● DIRECTIONS: Reproduce the entries in full, with no changes.
-- Begin MATERIAL TO PROCESS --
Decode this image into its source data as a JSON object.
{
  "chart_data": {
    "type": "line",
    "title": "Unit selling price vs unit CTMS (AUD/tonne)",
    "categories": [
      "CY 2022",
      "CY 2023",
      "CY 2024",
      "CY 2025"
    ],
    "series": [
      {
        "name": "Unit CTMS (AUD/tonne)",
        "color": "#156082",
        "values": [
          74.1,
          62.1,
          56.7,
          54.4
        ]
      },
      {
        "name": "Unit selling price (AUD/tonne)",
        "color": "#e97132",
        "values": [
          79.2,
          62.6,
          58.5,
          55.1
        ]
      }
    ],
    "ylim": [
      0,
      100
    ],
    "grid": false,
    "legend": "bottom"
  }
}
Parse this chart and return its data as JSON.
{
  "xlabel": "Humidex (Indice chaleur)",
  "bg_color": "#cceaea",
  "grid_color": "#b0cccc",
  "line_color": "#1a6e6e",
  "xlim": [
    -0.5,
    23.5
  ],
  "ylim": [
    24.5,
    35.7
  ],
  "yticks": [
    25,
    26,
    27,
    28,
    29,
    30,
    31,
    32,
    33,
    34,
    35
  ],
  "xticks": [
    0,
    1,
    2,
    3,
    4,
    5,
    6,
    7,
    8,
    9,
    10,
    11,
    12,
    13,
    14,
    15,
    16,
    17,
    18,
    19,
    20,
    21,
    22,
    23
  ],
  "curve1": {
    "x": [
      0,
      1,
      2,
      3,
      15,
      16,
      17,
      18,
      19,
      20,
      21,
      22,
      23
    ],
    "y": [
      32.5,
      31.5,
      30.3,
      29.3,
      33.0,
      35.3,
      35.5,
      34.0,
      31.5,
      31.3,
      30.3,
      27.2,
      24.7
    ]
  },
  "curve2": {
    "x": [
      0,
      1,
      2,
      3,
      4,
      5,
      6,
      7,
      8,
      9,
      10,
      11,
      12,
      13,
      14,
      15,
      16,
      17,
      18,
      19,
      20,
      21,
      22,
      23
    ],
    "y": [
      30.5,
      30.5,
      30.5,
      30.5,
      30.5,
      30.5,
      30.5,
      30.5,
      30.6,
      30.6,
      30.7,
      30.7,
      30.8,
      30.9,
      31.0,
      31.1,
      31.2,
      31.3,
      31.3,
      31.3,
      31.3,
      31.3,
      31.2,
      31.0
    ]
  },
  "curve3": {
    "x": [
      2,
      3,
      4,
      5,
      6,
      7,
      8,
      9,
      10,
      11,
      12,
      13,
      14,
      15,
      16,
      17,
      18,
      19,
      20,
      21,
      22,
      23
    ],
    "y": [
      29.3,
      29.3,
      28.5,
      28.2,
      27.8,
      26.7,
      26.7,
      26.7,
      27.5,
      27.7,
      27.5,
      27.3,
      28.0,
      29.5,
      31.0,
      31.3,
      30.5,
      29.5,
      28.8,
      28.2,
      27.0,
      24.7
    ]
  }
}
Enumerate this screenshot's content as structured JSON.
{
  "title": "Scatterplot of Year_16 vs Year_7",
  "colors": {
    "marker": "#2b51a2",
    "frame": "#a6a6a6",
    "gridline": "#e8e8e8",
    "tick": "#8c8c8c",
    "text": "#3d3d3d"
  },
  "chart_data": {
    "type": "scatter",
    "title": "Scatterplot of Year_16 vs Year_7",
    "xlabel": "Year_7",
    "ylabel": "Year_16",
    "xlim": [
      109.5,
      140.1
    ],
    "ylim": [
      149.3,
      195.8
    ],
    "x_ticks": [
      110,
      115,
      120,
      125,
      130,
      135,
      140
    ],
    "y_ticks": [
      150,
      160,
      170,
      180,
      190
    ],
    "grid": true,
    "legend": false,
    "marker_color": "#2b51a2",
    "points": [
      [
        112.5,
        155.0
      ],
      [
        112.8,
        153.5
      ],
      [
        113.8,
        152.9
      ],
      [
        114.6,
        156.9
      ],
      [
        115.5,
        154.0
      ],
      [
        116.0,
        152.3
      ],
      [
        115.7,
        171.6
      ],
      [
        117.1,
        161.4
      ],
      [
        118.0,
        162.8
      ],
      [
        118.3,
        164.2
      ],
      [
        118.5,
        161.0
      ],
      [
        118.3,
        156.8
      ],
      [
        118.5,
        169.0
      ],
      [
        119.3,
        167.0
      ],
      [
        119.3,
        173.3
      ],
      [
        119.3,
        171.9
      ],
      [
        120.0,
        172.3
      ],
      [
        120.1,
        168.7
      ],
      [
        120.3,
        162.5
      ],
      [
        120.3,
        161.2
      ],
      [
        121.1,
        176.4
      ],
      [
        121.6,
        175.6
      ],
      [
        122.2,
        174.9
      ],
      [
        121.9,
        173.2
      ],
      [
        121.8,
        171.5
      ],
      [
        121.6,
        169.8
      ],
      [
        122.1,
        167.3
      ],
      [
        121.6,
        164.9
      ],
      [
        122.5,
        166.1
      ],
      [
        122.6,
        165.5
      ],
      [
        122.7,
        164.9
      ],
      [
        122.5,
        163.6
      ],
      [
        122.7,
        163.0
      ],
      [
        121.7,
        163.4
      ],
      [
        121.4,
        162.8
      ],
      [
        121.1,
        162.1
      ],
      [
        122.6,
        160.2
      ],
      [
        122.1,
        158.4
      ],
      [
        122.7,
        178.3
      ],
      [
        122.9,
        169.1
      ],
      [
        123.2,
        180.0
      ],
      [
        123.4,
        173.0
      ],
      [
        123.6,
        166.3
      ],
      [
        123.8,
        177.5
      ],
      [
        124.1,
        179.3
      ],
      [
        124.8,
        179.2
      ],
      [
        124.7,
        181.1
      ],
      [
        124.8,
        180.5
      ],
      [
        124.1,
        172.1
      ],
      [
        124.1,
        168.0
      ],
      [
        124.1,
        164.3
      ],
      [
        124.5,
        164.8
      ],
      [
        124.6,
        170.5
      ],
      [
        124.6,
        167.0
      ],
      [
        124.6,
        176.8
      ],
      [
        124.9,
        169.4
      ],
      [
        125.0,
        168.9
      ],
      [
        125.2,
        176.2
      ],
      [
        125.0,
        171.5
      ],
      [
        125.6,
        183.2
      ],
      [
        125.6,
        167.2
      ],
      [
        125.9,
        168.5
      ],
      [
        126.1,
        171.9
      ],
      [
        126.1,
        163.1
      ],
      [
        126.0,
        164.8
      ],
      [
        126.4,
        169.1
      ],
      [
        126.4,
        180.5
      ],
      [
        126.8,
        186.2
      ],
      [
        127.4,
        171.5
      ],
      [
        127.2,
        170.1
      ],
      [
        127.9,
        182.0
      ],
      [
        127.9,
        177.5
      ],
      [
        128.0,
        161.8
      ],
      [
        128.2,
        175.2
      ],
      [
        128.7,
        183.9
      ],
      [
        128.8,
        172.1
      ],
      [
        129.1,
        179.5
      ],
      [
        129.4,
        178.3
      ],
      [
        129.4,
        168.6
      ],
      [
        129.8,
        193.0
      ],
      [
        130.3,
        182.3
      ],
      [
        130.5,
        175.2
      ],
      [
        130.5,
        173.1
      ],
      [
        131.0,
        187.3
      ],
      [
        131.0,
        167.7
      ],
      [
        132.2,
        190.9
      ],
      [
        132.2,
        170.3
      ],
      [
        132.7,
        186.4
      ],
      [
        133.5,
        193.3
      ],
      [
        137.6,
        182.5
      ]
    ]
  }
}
-- End MATERIAL TO PROCESS --
● SOLUTION TO THE EXERCISE:
Decode this image into its source data as a JSON object.
{
  "chart_data": {
    "type": "line",
    "title": "Unit selling price vs unit CTMS (AUD/tonne)",
    "categories": [
      "CY 2022",
      "CY 2023",
      "CY 2024",
      "CY 2025"
    ],
    "series": [
      {
        "name": "Unit CTMS (AUD/tonne)",
        "color": "#156082",
        "values": [
          74.1,
          62.1,
          56.7,
          54.4
        ]
      },
      {
        "name": "Unit selling price (AUD/tonne)",
        "color": "#e97132",
        "values": [
          79.2,
          62.6,
          58.5,
          55.1
        ]
      }
    ],
    "ylim": [
      0,
      100
    ],
    "grid": false,
    "legend": "bottom"
  }
}
Parse this chart and return its data as JSON.
{
  "xlabel": "Humidex (Indice chaleur)",
  "bg_color": "#cceaea",
  "grid_color": "#b0cccc",
  "line_color": "#1a6e6e",
  "xlim": [
    -0.5,
    23.5
  ],
  "ylim": [
    24.5,
    35.7
  ],
  "yticks": [
    25,
    26,
    27,
    28,
    29,
    30,
    31,
    32,
    33,
    34,
    35
  ],
  "xticks": [
    0,
    1,
    2,
    3,
    4,
    5,
    6,
    7,
    8,
    9,
    10,
    11,
    12,
    13,
    14,
    15,
    16,
    17,
    18,
    19,
    20,
    21,
    22,
    23
  ],
  "curve1": {
    "x": [
      0,
      1,
      2,
      3,
      15,
      16,
      17,
      18,
      19,
      20,
      21,
      22,
      23
    ],
    "y": [
      32.5,
      31.5,
      30.3,
      29.3,
      33.0,
      35.3,
      35.5,
      34.0,
      31.5,
      31.3,
      30.3,
      27.2,
      24.7
    ]
  },
  "curve2": {
    "x": [
      0,
      1,
      2,
      3,
      4,
      5,
      6,
      7,
      8,
      9,
      10,
      11,
      12,
      13,
      14,
      15,
      16,
      17,
      18,
      19,
      20,
      21,
      22,
      23
    ],
    "y": [
      30.5,
      30.5,
      30.5,
      30.5,
      30.5,
      30.5,
      30.5,
      30.5,
      30.6,
      30.6,
      30.7,
      30.7,
      30.8,
      30.9,
      31.0,
      31.1,
      31.2,
      31.3,
      31.3,
      31.3,
      31.3,
      31.3,
      31.2,
      31.0
    ]
  },
  "curve3": {
    "x": [
      2,
      3,
      4,
      5,
      6,
      7,
      8,
      9,
      10,
      11,
      12,
      13,
      14,
      15,
      16,
      17,
      18,
      19,
      20,
      21,
      22,
      23
    ],
    "y": [
      29.3,
      29.3,
      28.5,
      28.2,
      27.8,
      26.7,
      26.7,
      26.7,
      27.5,
      27.7,
      27.5,
      27.3,
      28.0,
      29.5,
      31.0,
      31.3,
      30.5,
      29.5,
      28.8,
      28.2,
      27.0,
      24.7
    ]
  }
}
Enumerate this screenshot's content as structured JSON.
{
  "title": "Scatterplot of Year_16 vs Year_7",
  "colors": {
    "marker": "#2b51a2",
    "frame": "#a6a6a6",
    "gridline": "#e8e8e8",
    "tick": "#8c8c8c",
    "text": "#3d3d3d"
  },
  "chart_data": {
    "type": "scatter",
    "title": "Scatterplot of Year_16 vs Year_7",
    "xlabel": "Year_7",
    "ylabel": "Year_16",
    "xlim": [
      109.5,
      140.1
    ],
    "ylim": [
      149.3,
      195.8
    ],
    "x_ticks": [
      110,
      115,
      120,
      125,
      130,
      135,
      140
    ],
    "y_ticks": [
      150,
      160,
      170,
      180,
      190
    ],
    "grid": true,
    "legend": false,
    "marker_color": "#2b51a2",
    "points": [
      [
        112.5,
        155.0
      ],
      [
        112.8,
        153.5
      ],
      [
        113.8,
        152.9
      ],
      [
        114.6,
        156.9
      ],
      [
        115.5,
        154.0
      ],
      [
        116.0,
        152.3
      ],
      [
        115.7,
        171.6
      ],
      [
        117.1,
        161.4
      ],
      [
        118.0,
        162.8
      ],
      [
        118.3,
        164.2
      ],
      [
        118.5,
        161.0
      ],
      [
        118.3,
        156.8
      ],
      [
        118.5,
        169.0
      ],
      [
        119.3,
        167.0
      ],
      [
        119.3,
        173.3
      ],
      [
        119.3,
        171.9
      ],
      [
        120.0,
        172.3
      ],
      [
        120.1,
        168.7
      ],
      [
        120.3,
        162.5
      ],
      [
        120.3,
        161.2
      ],
      [
        121.1,
        176.4
      ],
      [
        121.6,
        175.6
      ],
      [
        122.2,
        174.9
      ],
      [
        121.9,
        173.2
      ],
      [
        121.8,
        171.5
      ],
      [
        121.6,
        169.8
      ],
      [
        122.1,
        167.3
      ],
      [
        121.6,
        164.9
      ],
      [
        122.5,
        166.1
      ],
      [
        122.6,
        165.5
      ],
      [
        122.7,
        164.9
      ],
      [
        122.5,
        163.6
      ],
      [
        122.7,
        163.0
      ],
      [
        121.7,
        163.4
      ],
      [
        121.4,
        162.8
      ],
      [
        121.1,
        162.1
      ],
      [
        122.6,
        160.2
      ],
      [
        122.1,
        158.4
      ],
      [
        122.7,
        178.3
      ],
      [
        122.9,
        169.1
      ],
      [
        123.2,
        180.0
      ],
      [
        123.4,
        173.0
      ],
      [
        123.6,
        166.3
      ],
      [
        123.8,
        177.5
      ],
      [
        124.1,
        179.3
      ],
      [
        124.8,
        179.2
      ],
      [
        124.7,
        181.1
      ],
      [
        124.8,
        180.5
      ],
      [
        124.1,
        172.1
      ],
      [
        124.1,
        168.0
      ],
      [
        124.1,
        164.3
      ],
      [
        124.5,
        164.8
      ],
      [
        124.6,
        170.5
      ],
      [
        124.6,
        167.0
      ],
      [
        124.6,
        176.8
      ],
      [
        124.9,
        169.4
      ],
      [
        125.0,
        168.9
      ],
      [
        125.2,
        176.2
      ],
      [
        125.0,
        171.5
      ],
      [
        125.6,
        183.2
      ],
      [
        125.6,
        167.2
      ],
      [
        125.9,
        168.5
      ],
      [
        126.1,
        171.9
      ],
      [
        126.1,
        163.1
      ],
      [
        126.0,
        164.8
      ],
      [
        126.4,
        169.1
      ],
      [
        126.4,
        180.5
      ],
      [
        126.8,
        186.2
      ],
      [
        127.4,
        171.5
      ],
      [
        127.2,
        170.1
      ],
      [
        127.9,
        182.0
      ],
      [
        127.9,
        177.5
      ],
      [
        128.0,
        161.8
      ],
      [
        128.2,
        175.2
      ],
      [
        128.7,
        183.9
      ],
      [
        128.8,
        172.1
      ],
      [
        129.1,
        179.5
      ],
      [
        129.4,
        178.3
      ],
      [
        129.4,
        168.6
      ],
      [
        129.8,
        193.0
      ],
      [
        130.3,
        182.3
      ],
      [
        130.5,
        175.2
      ],
      [
        130.5,
        173.1
      ],
      [
        131.0,
        187.3
      ],
      [
        131.0,
        167.7
      ],
      [
        132.2,
        190.9
      ],
      [
        132.2,
        170.3
      ],
      [
        132.7,
        186.4
      ],
      [
        133.5,
        193.3
      ],
      [
        137.6,
        182.5
      ]
    ]
  }
}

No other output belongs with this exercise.